Dataset entries on figures
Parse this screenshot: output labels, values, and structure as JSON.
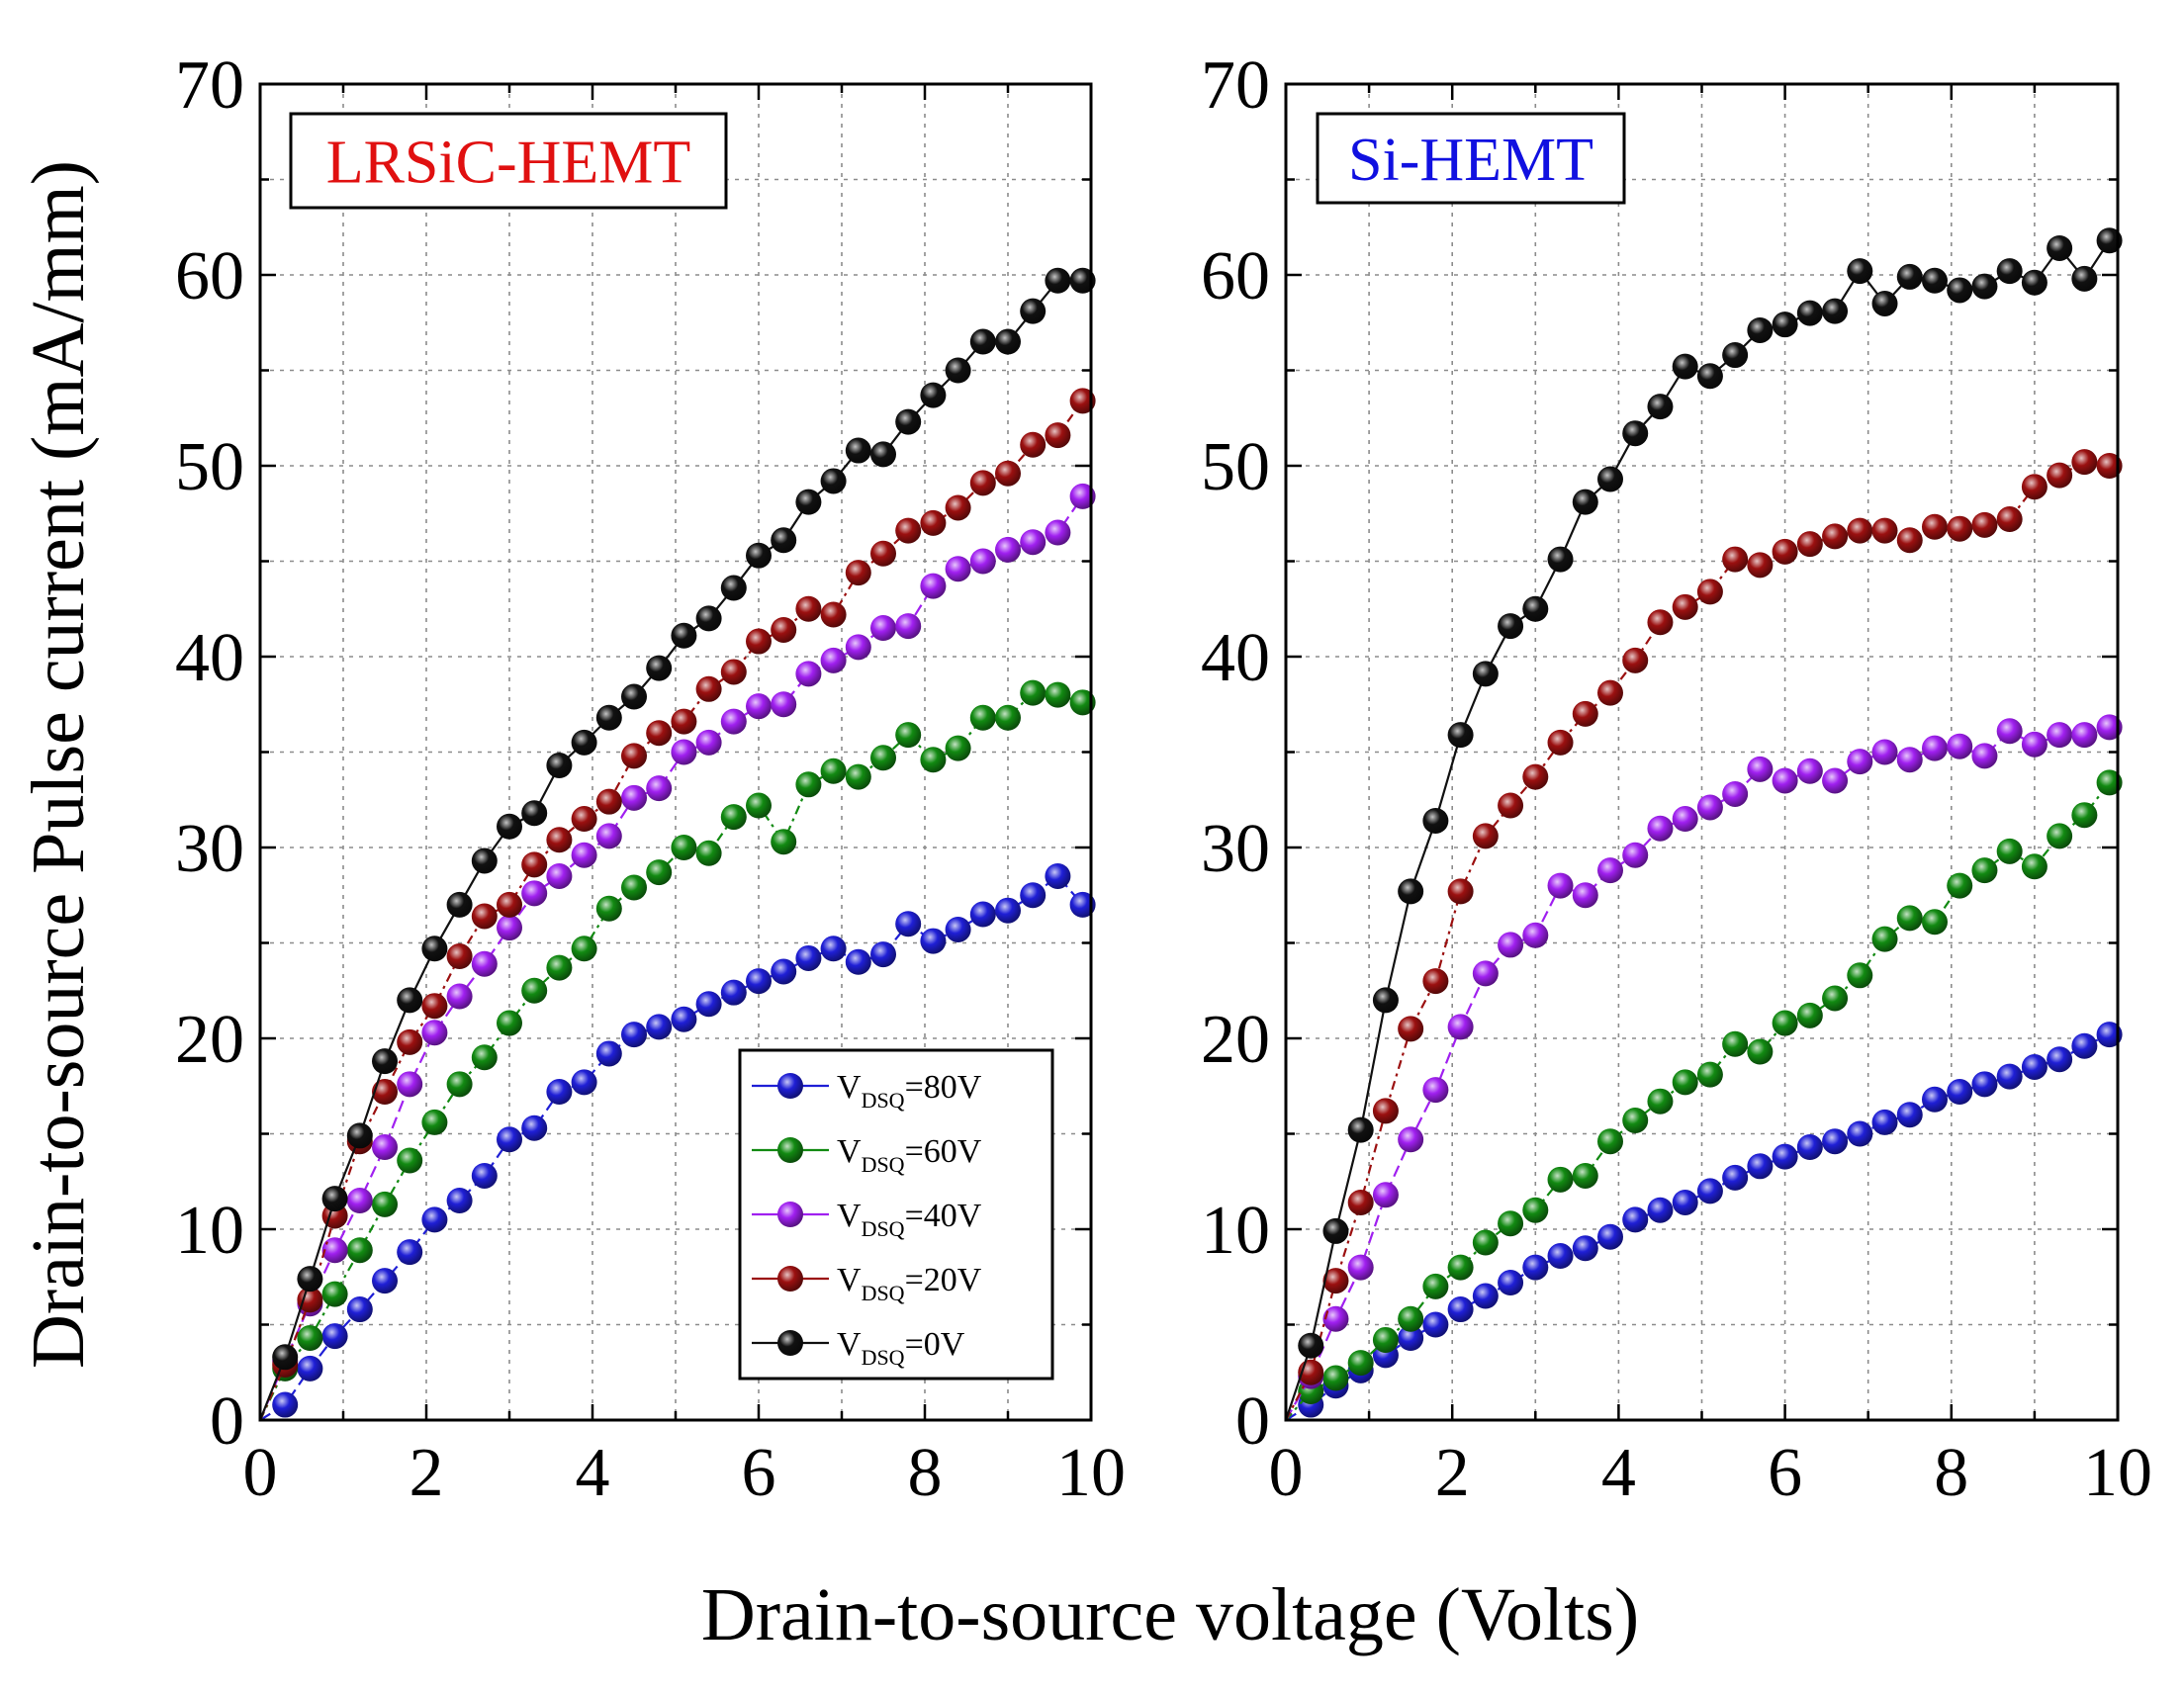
{
  "figure": {
    "y_axis_label": "Drain-to-source Pulse current (mA/mm)",
    "x_axis_label": "Drain-to-source voltage (Volts)"
  },
  "legend": {
    "entries": [
      {
        "prefix": "V",
        "sub": "DSQ",
        "suffix": "=80V",
        "color": "#1f1fd6"
      },
      {
        "prefix": "V",
        "sub": "DSQ",
        "suffix": "=60V",
        "color": "#128a12"
      },
      {
        "prefix": "V",
        "sub": "DSQ",
        "suffix": "=40V",
        "color": "#a020f0"
      },
      {
        "prefix": "V",
        "sub": "DSQ",
        "suffix": "=20V",
        "color": "#9b1010"
      },
      {
        "prefix": "V",
        "sub": "DSQ",
        "suffix": "=0V",
        "color": "#111111"
      }
    ]
  },
  "chart_data": [
    {
      "type": "line",
      "title": "LRSiC-HEMT",
      "title_color": "#e01010",
      "xlabel": "Drain-to-source voltage (Volts)",
      "ylabel": "Drain-to-source Pulse current (mA/mm)",
      "xlim": [
        0,
        10
      ],
      "ylim": [
        0,
        70
      ],
      "xticks": [
        "0",
        "2",
        "4",
        "6",
        "8",
        "10"
      ],
      "yticks": [
        "0",
        "10",
        "20",
        "30",
        "40",
        "50",
        "60",
        "70"
      ],
      "grid": true,
      "legend_position": "bottom-right",
      "x": [
        0.0,
        0.3,
        0.6,
        0.9,
        1.2,
        1.5,
        1.8,
        2.1,
        2.4,
        2.7,
        3.0,
        3.3,
        3.6,
        3.9,
        4.2,
        4.5,
        4.8,
        5.1,
        5.4,
        5.7,
        6.0,
        6.3,
        6.6,
        6.9,
        7.2,
        7.5,
        7.8,
        8.1,
        8.4,
        8.7,
        9.0,
        9.3,
        9.6,
        9.9
      ],
      "series": [
        {
          "name": "VDSQ=80V",
          "color": "#1f1fd6",
          "values": [
            0.0,
            0.8,
            2.7,
            4.4,
            5.8,
            7.3,
            8.8,
            10.5,
            11.5,
            12.8,
            14.7,
            15.3,
            17.2,
            17.7,
            19.2,
            20.2,
            20.6,
            21.0,
            21.8,
            22.4,
            23.0,
            23.5,
            24.2,
            24.7,
            24.0,
            24.4,
            26.0,
            25.1,
            25.7,
            26.5,
            26.7,
            27.5,
            28.5,
            27.0
          ]
        },
        {
          "name": "VDSQ=60V",
          "color": "#128a12",
          "values": [
            0.0,
            2.7,
            4.3,
            6.6,
            8.9,
            11.3,
            13.6,
            15.6,
            17.6,
            19.0,
            20.8,
            22.5,
            23.7,
            24.7,
            26.8,
            27.9,
            28.7,
            30.0,
            29.7,
            31.6,
            32.2,
            30.3,
            33.3,
            34.0,
            33.7,
            34.7,
            35.9,
            34.6,
            35.2,
            36.8,
            36.8,
            38.1,
            38.0,
            37.6
          ]
        },
        {
          "name": "VDSQ=40V",
          "color": "#a020f0",
          "values": [
            0.0,
            3.1,
            6.1,
            8.9,
            11.5,
            14.3,
            17.6,
            20.3,
            22.2,
            23.9,
            25.8,
            27.6,
            28.5,
            29.6,
            30.6,
            32.6,
            33.1,
            35.0,
            35.5,
            36.6,
            37.4,
            37.5,
            39.1,
            39.8,
            40.5,
            41.5,
            41.6,
            43.7,
            44.6,
            45.0,
            45.6,
            46.0,
            46.5,
            48.4
          ]
        },
        {
          "name": "VDSQ=20V",
          "color": "#9b1010",
          "values": [
            0.0,
            2.9,
            6.3,
            10.7,
            14.6,
            17.2,
            19.8,
            21.7,
            24.3,
            26.4,
            27.0,
            29.1,
            30.4,
            31.5,
            32.4,
            34.8,
            36.0,
            36.6,
            38.3,
            39.2,
            40.8,
            41.4,
            42.5,
            42.2,
            44.4,
            45.4,
            46.6,
            47.0,
            47.8,
            49.1,
            49.6,
            51.1,
            51.6,
            53.4
          ]
        },
        {
          "name": "VDSQ=0V",
          "color": "#111111",
          "values": [
            0.0,
            3.3,
            7.4,
            11.6,
            14.9,
            18.8,
            22.0,
            24.7,
            27.0,
            29.3,
            31.1,
            31.8,
            34.3,
            35.5,
            36.8,
            37.9,
            39.4,
            41.1,
            42.0,
            43.6,
            45.3,
            46.1,
            48.1,
            49.2,
            50.8,
            50.6,
            52.3,
            53.7,
            55.0,
            56.5,
            56.5,
            58.1,
            59.7,
            59.7
          ]
        }
      ]
    },
    {
      "type": "line",
      "title": "Si-HEMT",
      "title_color": "#1010e0",
      "xlabel": "Drain-to-source voltage (Volts)",
      "ylabel": "Drain-to-source Pulse current (mA/mm)",
      "xlim": [
        0,
        10
      ],
      "ylim": [
        0,
        70
      ],
      "xticks": [
        "0",
        "2",
        "4",
        "6",
        "8",
        "10"
      ],
      "yticks": [
        "0",
        "10",
        "20",
        "30",
        "40",
        "50",
        "60",
        "70"
      ],
      "grid": true,
      "x": [
        0.0,
        0.3,
        0.6,
        0.9,
        1.2,
        1.5,
        1.8,
        2.1,
        2.4,
        2.7,
        3.0,
        3.3,
        3.6,
        3.9,
        4.2,
        4.5,
        4.8,
        5.1,
        5.4,
        5.7,
        6.0,
        6.3,
        6.6,
        6.9,
        7.2,
        7.5,
        7.8,
        8.1,
        8.4,
        8.7,
        9.0,
        9.3,
        9.6,
        9.9
      ],
      "series": [
        {
          "name": "VDSQ=80V",
          "color": "#1f1fd6",
          "values": [
            0.0,
            0.8,
            1.8,
            2.6,
            3.4,
            4.3,
            5.0,
            5.8,
            6.5,
            7.2,
            8.0,
            8.6,
            9.0,
            9.6,
            10.5,
            11.0,
            11.4,
            12.0,
            12.7,
            13.3,
            13.8,
            14.3,
            14.6,
            15.0,
            15.6,
            16.0,
            16.8,
            17.2,
            17.6,
            18.0,
            18.5,
            18.9,
            19.6,
            20.2
          ]
        },
        {
          "name": "VDSQ=60V",
          "color": "#128a12",
          "values": [
            0.0,
            1.5,
            2.2,
            3.0,
            4.2,
            5.3,
            7.0,
            8.0,
            9.3,
            10.3,
            11.0,
            12.6,
            12.8,
            14.6,
            15.7,
            16.7,
            17.7,
            18.1,
            19.7,
            19.3,
            20.8,
            21.2,
            22.1,
            23.3,
            25.2,
            26.3,
            26.1,
            28.0,
            28.8,
            29.8,
            29.0,
            30.6,
            31.7,
            33.4
          ]
        },
        {
          "name": "VDSQ=40V",
          "color": "#a020f0",
          "values": [
            0.0,
            2.3,
            5.3,
            8.0,
            11.8,
            14.7,
            17.3,
            20.6,
            23.4,
            24.9,
            25.4,
            28.0,
            27.5,
            28.8,
            29.6,
            31.0,
            31.5,
            32.1,
            32.8,
            34.1,
            33.5,
            34.0,
            33.5,
            34.5,
            35.0,
            34.6,
            35.2,
            35.3,
            34.8,
            36.1,
            35.4,
            35.9,
            35.9,
            36.3
          ]
        },
        {
          "name": "VDSQ=20V",
          "color": "#9b1010",
          "values": [
            0.0,
            2.5,
            7.3,
            11.4,
            16.2,
            20.5,
            23.0,
            27.7,
            30.6,
            32.2,
            33.7,
            35.5,
            37.0,
            38.1,
            39.8,
            41.8,
            42.6,
            43.4,
            45.1,
            44.8,
            45.5,
            45.9,
            46.3,
            46.6,
            46.6,
            46.1,
            46.8,
            46.7,
            46.9,
            47.2,
            48.9,
            49.5,
            50.2,
            50.0
          ]
        },
        {
          "name": "VDSQ=0V",
          "color": "#111111",
          "values": [
            0.0,
            3.9,
            9.9,
            15.2,
            22.0,
            27.7,
            31.4,
            35.9,
            39.1,
            41.6,
            42.5,
            45.1,
            48.1,
            49.3,
            51.7,
            53.1,
            55.2,
            54.7,
            55.8,
            57.1,
            57.4,
            58.0,
            58.1,
            60.2,
            58.5,
            59.9,
            59.7,
            59.2,
            59.4,
            60.2,
            59.6,
            61.4,
            59.8,
            61.8
          ]
        }
      ]
    }
  ]
}
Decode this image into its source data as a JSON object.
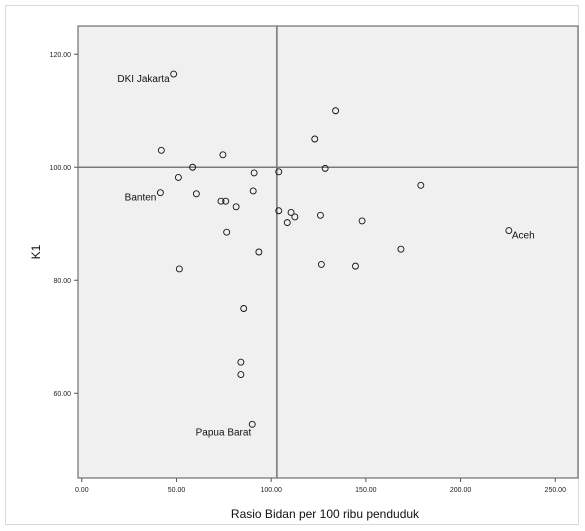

▶ _Task_: Among the entries above, identify all lines with "suffix" and copy them.

▶ _Correct output_:
        "suffix": "=80V",
        "suffix": "=60V",
        "suffix": "=40V",
        "suffix": "=20V",
        "suffix": "=0V",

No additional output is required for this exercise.